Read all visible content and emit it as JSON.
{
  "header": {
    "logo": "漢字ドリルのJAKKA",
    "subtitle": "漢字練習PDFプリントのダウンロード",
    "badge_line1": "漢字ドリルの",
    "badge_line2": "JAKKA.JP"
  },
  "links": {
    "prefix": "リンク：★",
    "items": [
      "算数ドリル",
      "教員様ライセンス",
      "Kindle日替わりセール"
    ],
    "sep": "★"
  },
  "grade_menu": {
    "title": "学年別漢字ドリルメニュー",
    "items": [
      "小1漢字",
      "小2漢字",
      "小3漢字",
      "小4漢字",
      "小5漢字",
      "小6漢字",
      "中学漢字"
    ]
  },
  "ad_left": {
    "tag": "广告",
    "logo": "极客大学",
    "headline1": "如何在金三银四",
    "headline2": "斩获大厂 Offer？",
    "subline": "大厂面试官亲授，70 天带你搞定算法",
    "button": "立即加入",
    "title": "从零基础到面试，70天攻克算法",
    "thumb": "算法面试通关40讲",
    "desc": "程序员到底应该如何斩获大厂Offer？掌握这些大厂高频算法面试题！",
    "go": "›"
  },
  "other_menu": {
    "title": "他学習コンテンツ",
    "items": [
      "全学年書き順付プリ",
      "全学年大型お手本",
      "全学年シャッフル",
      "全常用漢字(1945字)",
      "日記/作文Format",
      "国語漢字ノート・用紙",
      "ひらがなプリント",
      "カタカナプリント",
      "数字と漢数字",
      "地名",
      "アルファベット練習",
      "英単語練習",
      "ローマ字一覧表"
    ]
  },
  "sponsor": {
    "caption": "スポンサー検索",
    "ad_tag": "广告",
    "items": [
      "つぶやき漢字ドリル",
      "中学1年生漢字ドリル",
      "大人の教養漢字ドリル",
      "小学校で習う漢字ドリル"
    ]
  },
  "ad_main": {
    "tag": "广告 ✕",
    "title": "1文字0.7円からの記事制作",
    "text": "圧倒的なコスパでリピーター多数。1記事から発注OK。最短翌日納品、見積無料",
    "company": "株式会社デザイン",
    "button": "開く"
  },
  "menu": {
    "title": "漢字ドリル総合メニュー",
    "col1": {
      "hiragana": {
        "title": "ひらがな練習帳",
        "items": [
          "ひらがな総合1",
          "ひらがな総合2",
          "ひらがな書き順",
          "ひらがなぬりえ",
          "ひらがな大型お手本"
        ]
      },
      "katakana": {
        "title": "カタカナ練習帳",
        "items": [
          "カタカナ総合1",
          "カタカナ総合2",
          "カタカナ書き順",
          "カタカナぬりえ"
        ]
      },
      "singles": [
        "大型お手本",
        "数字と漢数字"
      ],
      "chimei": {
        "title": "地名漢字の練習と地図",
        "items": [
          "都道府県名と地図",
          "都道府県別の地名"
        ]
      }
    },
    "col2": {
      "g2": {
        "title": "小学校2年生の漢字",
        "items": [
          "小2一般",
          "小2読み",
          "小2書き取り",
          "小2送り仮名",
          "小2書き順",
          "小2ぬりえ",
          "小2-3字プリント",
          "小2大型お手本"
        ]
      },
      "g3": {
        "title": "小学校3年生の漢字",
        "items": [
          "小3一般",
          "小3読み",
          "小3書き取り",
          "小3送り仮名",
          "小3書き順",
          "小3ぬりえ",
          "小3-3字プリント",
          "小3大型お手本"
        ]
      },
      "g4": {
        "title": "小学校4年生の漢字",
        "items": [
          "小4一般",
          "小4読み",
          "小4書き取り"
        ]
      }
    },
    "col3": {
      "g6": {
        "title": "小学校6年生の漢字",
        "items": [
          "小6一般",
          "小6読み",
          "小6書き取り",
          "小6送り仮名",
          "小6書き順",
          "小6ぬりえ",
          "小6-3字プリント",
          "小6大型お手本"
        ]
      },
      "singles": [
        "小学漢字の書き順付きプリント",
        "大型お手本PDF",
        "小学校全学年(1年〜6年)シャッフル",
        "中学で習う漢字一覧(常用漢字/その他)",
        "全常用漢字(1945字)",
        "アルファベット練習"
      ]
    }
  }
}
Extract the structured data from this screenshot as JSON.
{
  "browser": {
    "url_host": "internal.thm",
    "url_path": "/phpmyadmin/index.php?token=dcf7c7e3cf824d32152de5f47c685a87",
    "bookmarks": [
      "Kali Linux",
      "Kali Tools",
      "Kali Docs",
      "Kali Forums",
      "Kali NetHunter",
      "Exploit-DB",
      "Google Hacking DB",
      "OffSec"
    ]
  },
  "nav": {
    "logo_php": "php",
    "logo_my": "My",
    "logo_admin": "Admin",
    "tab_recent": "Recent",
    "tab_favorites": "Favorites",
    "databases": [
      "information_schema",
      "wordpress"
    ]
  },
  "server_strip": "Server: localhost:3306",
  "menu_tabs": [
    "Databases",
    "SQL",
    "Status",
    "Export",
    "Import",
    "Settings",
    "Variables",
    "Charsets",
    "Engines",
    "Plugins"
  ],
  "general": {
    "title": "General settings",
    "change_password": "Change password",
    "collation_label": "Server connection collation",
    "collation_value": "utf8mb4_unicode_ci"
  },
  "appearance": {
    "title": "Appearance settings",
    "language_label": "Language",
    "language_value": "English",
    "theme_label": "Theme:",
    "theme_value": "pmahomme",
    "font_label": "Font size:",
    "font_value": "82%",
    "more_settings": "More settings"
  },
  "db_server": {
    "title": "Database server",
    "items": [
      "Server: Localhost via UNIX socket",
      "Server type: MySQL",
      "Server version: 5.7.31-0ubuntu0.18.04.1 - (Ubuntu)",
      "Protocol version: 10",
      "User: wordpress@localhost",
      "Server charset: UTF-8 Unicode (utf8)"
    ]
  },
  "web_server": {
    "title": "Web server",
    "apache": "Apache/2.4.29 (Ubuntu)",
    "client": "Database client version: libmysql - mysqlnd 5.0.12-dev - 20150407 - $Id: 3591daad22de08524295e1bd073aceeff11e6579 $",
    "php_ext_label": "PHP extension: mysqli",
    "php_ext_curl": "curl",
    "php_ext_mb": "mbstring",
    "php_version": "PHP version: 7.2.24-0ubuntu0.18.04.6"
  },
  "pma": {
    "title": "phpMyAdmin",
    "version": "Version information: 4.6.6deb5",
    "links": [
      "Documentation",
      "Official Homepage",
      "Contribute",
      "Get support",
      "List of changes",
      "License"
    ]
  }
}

_Given problem_. Transcribe the material exactly as it reads.

_Exercise result_.
Read all visible content and emit it as JSON.
{
  "header": {
    "logo": "漢字ドリルのJAKKA",
    "subtitle": "漢字練習PDFプリントのダウンロード",
    "badge_line1": "漢字ドリルの",
    "badge_line2": "JAKKA.JP"
  },
  "links": {
    "prefix": "リンク：★",
    "items": [
      "算数ドリル",
      "教員様ライセンス",
      "Kindle日替わりセール"
    ],
    "sep": "★"
  },
  "grade_menu": {
    "title": "学年別漢字ドリルメニュー",
    "items": [
      "小1漢字",
      "小2漢字",
      "小3漢字",
      "小4漢字",
      "小5漢字",
      "小6漢字",
      "中学漢字"
    ]
  },
  "ad_left": {
    "tag": "广告",
    "logo": "极客大学",
    "headline1": "如何在金三银四",
    "headline2": "斩获大厂 Offer？",
    "subline": "大厂面试官亲授，70 天带你搞定算法",
    "button": "立即加入",
    "title": "从零基础到面试，70天攻克算法",
    "thumb": "算法面试通关40讲",
    "desc": "程序员到底应该如何斩获大厂Offer？掌握这些大厂高频算法面试题！",
    "go": "›"
  },
  "other_menu": {
    "title": "他学習コンテンツ",
    "items": [
      "全学年書き順付プリ",
      "全学年大型お手本",
      "全学年シャッフル",
      "全常用漢字(1945字)",
      "日記/作文Format",
      "国語漢字ノート・用紙",
      "ひらがなプリント",
      "カタカナプリント",
      "数字と漢数字",
      "地名",
      "アルファベット練習",
      "英単語練習",
      "ローマ字一覧表"
    ]
  },
  "sponsor": {
    "caption": "スポンサー検索",
    "ad_tag": "广告",
    "items": [
      "つぶやき漢字ドリル",
      "中学1年生漢字ドリル",
      "大人の教養漢字ドリル",
      "小学校で習う漢字ドリル"
    ]
  },
  "ad_main": {
    "tag": "广告 ✕",
    "title": "1文字0.7円からの記事制作",
    "text": "圧倒的なコスパでリピーター多数。1記事から発注OK。最短翌日納品、見積無料",
    "company": "株式会社デザイン",
    "button": "開く"
  },
  "menu": {
    "title": "漢字ドリル総合メニュー",
    "col1": {
      "hiragana": {
        "title": "ひらがな練習帳",
        "items": [
          "ひらがな総合1",
          "ひらがな総合2",
          "ひらがな書き順",
          "ひらがなぬりえ",
          "ひらがな大型お手本"
        ]
      },
      "katakana": {
        "title": "カタカナ練習帳",
        "items": [
          "カタカナ総合1",
          "カタカナ総合2",
          "カタカナ書き順",
          "カタカナぬりえ"
        ]
      },
      "singles": [
        "大型お手本",
        "数字と漢数字"
      ],
      "chimei": {
        "title": "地名漢字の練習と地図",
        "items": [
          "都道府県名と地図",
          "都道府県別の地名"
        ]
      }
    },
    "col2": {
      "g2": {
        "title": "小学校2年生の漢字",
        "items": [
          "小2一般",
          "小2読み",
          "小2書き取り",
          "小2送り仮名",
          "小2書き順",
          "小2ぬりえ",
          "小2-3字プリント",
          "小2大型お手本"
        ]
      },
      "g3": {
        "title": "小学校3年生の漢字",
        "items": [
          "小3一般",
          "小3読み",
          "小3書き取り",
          "小3送り仮名",
          "小3書き順",
          "小3ぬりえ",
          "小3-3字プリント",
          "小3大型お手本"
        ]
      },
      "g4": {
        "title": "小学校4年生の漢字",
        "items": [
          "小4一般",
          "小4読み",
          "小4書き取り"
        ]
      }
    },
    "col3": {
      "g6": {
        "title": "小学校6年生の漢字",
        "items": [
          "小6一般",
          "小6読み",
          "小6書き取り",
          "小6送り仮名",
          "小6書き順",
          "小6ぬりえ",
          "小6-3字プリント",
          "小6大型お手本"
        ]
      },
      "singles": [
        "小学漢字の書き順付きプリント",
        "大型お手本PDF",
        "小学校全学年(1年〜6年)シャッフル",
        "中学で習う漢字一覧(常用漢字/その他)",
        "全常用漢字(1945字)",
        "アルファベット練習"
      ]
    }
  }
}
Extract the structured data from this screenshot as JSON.
{
  "browser": {
    "url_host": "internal.thm",
    "url_path": "/phpmyadmin/index.php?token=dcf7c7e3cf824d32152de5f47c685a87",
    "bookmarks": [
      "Kali Linux",
      "Kali Tools",
      "Kali Docs",
      "Kali Forums",
      "Kali NetHunter",
      "Exploit-DB",
      "Google Hacking DB",
      "OffSec"
    ]
  },
  "nav": {
    "logo_php": "php",
    "logo_my": "My",
    "logo_admin": "Admin",
    "tab_recent": "Recent",
    "tab_favorites": "Favorites",
    "databases": [
      "information_schema",
      "wordpress"
    ]
  },
  "server_strip": "Server: localhost:3306",
  "menu_tabs": [
    "Databases",
    "SQL",
    "Status",
    "Export",
    "Import",
    "Settings",
    "Variables",
    "Charsets",
    "Engines",
    "Plugins"
  ],
  "general": {
    "title": "General settings",
    "change_password": "Change password",
    "collation_label": "Server connection collation",
    "collation_value": "utf8mb4_unicode_ci"
  },
  "appearance": {
    "title": "Appearance settings",
    "language_label": "Language",
    "language_value": "English",
    "theme_label": "Theme:",
    "theme_value": "pmahomme",
    "font_label": "Font size:",
    "font_value": "82%",
    "more_settings": "More settings"
  },
  "db_server": {
    "title": "Database server",
    "items": [
      "Server: Localhost via UNIX socket",
      "Server type: MySQL",
      "Server version: 5.7.31-0ubuntu0.18.04.1 - (Ubuntu)",
      "Protocol version: 10",
      "User: wordpress@localhost",
      "Server charset: UTF-8 Unicode (utf8)"
    ]
  },
  "web_server": {
    "title": "Web server",
    "apache": "Apache/2.4.29 (Ubuntu)",
    "client": "Database client version: libmysql - mysqlnd 5.0.12-dev - 20150407 - $Id: 3591daad22de08524295e1bd073aceeff11e6579 $",
    "php_ext_label": "PHP extension: mysqli",
    "php_ext_curl": "curl",
    "php_ext_mb": "mbstring",
    "php_version": "PHP version: 7.2.24-0ubuntu0.18.04.6"
  },
  "pma": {
    "title": "phpMyAdmin",
    "version": "Version information: 4.6.6deb5",
    "links": [
      "Documentation",
      "Official Homepage",
      "Contribute",
      "Get support",
      "List of changes",
      "License"
    ]
  }
}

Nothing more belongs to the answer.